(Data records)

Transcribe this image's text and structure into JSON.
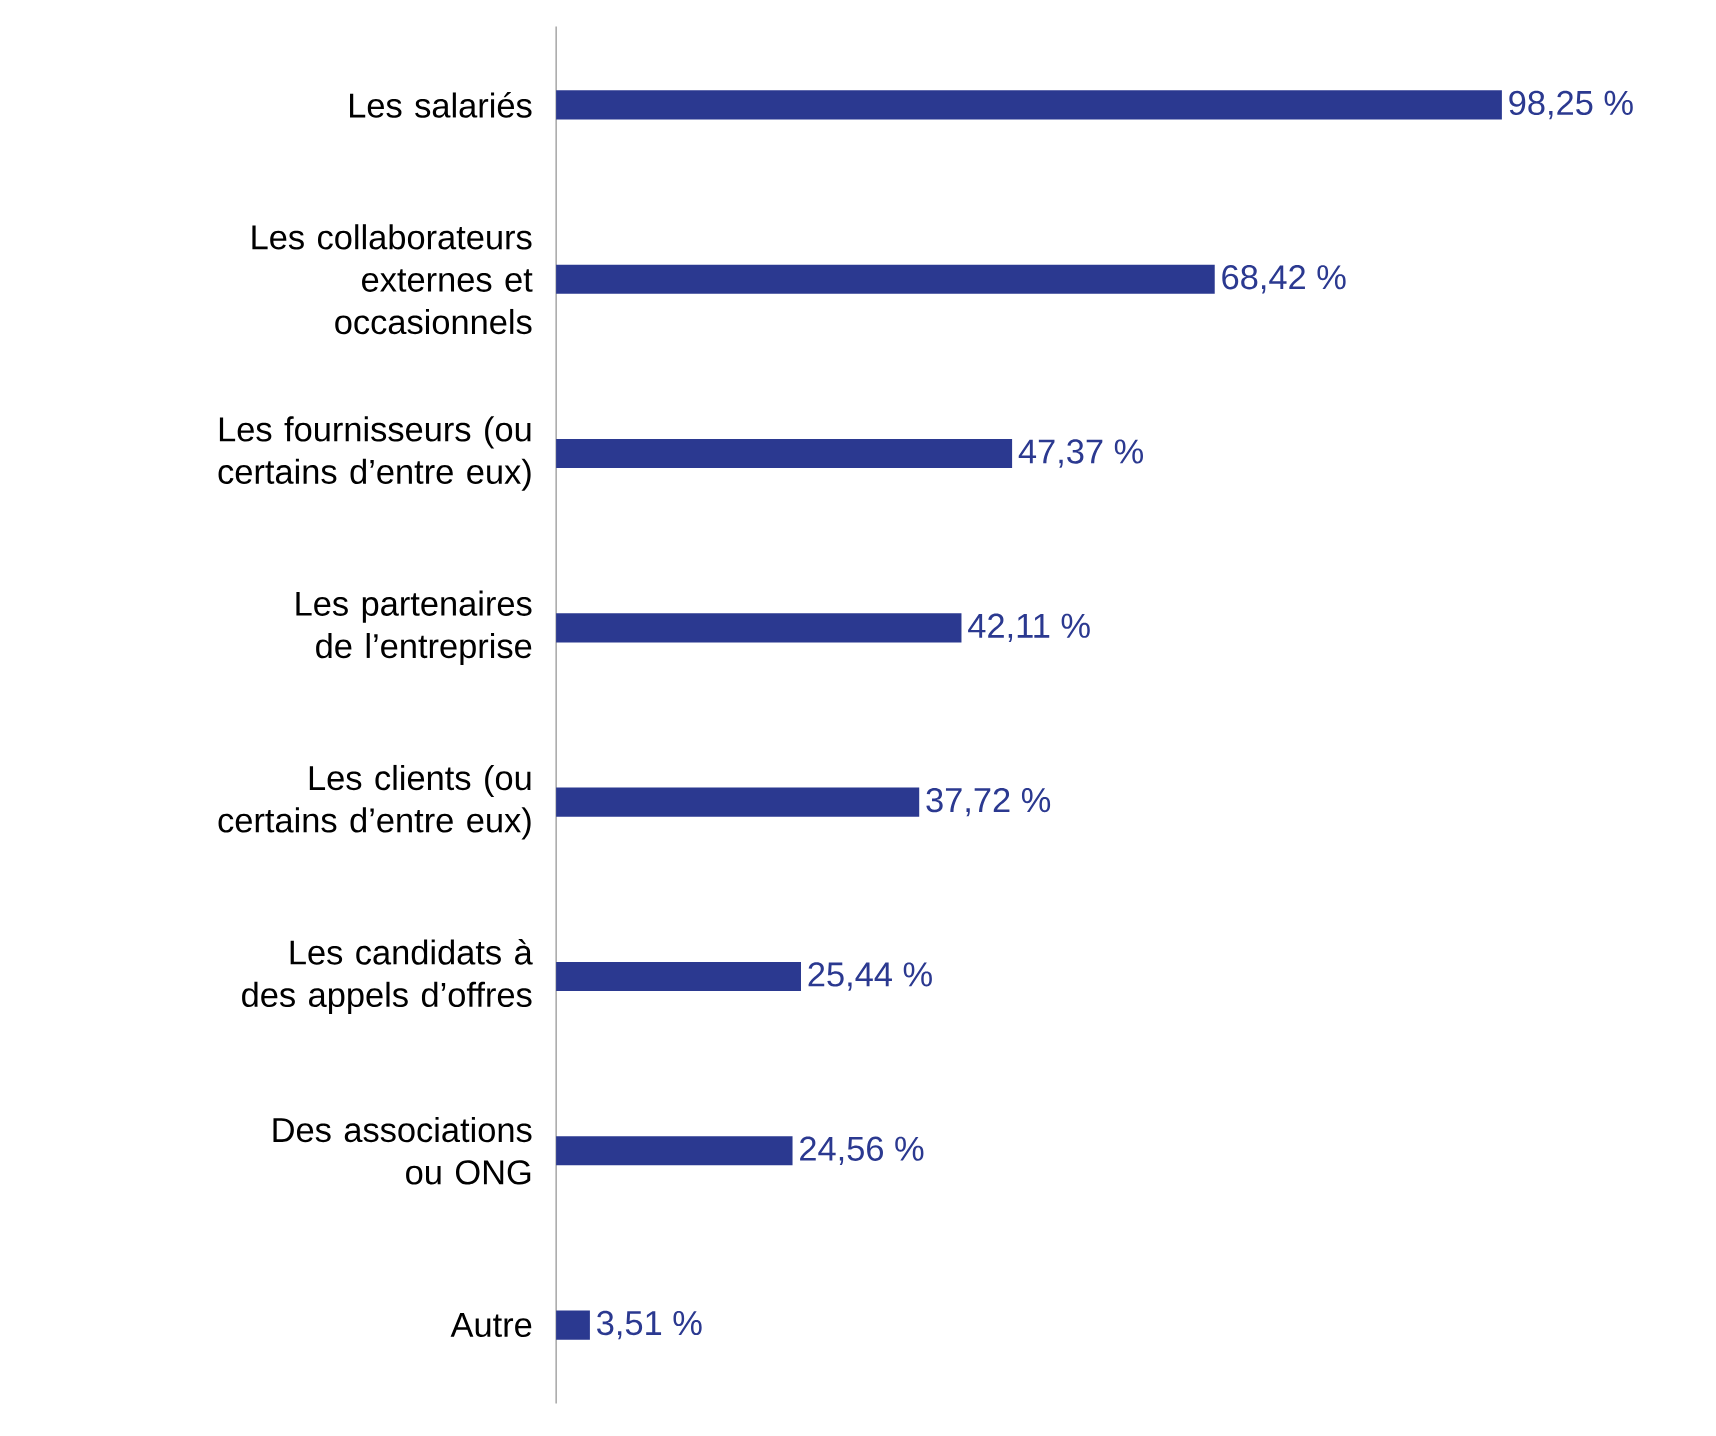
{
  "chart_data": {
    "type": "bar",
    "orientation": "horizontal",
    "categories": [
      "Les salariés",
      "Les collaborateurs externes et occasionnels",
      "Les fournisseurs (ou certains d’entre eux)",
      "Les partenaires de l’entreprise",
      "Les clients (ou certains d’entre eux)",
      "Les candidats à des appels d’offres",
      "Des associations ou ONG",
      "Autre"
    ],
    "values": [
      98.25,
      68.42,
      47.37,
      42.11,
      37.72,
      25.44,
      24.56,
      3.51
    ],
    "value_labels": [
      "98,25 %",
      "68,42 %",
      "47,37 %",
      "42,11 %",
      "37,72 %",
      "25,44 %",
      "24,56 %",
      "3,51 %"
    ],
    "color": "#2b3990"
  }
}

TASK: Go through the data above and transcribe it in full, omitting any image.

RESPONSE:
Transcribe this image's text and structure into JSON.
{
  "chart_data": {
    "type": "bar",
    "orientation": "horizontal",
    "categories": [
      "Les salariés",
      "Les collaborateurs externes et occasionnels",
      "Les fournisseurs (ou certains d’entre eux)",
      "Les partenaires de l’entreprise",
      "Les clients (ou certains d’entre eux)",
      "Les candidats à des appels d’offres",
      "Des associations ou ONG",
      "Autre"
    ],
    "values": [
      98.25,
      68.42,
      47.37,
      42.11,
      37.72,
      25.44,
      24.56,
      3.51
    ],
    "value_labels": [
      "98,25 %",
      "68,42 %",
      "47,37 %",
      "42,11 %",
      "37,72 %",
      "25,44 %",
      "24,56 %",
      "3,51 %"
    ],
    "color": "#2b3990"
  }
}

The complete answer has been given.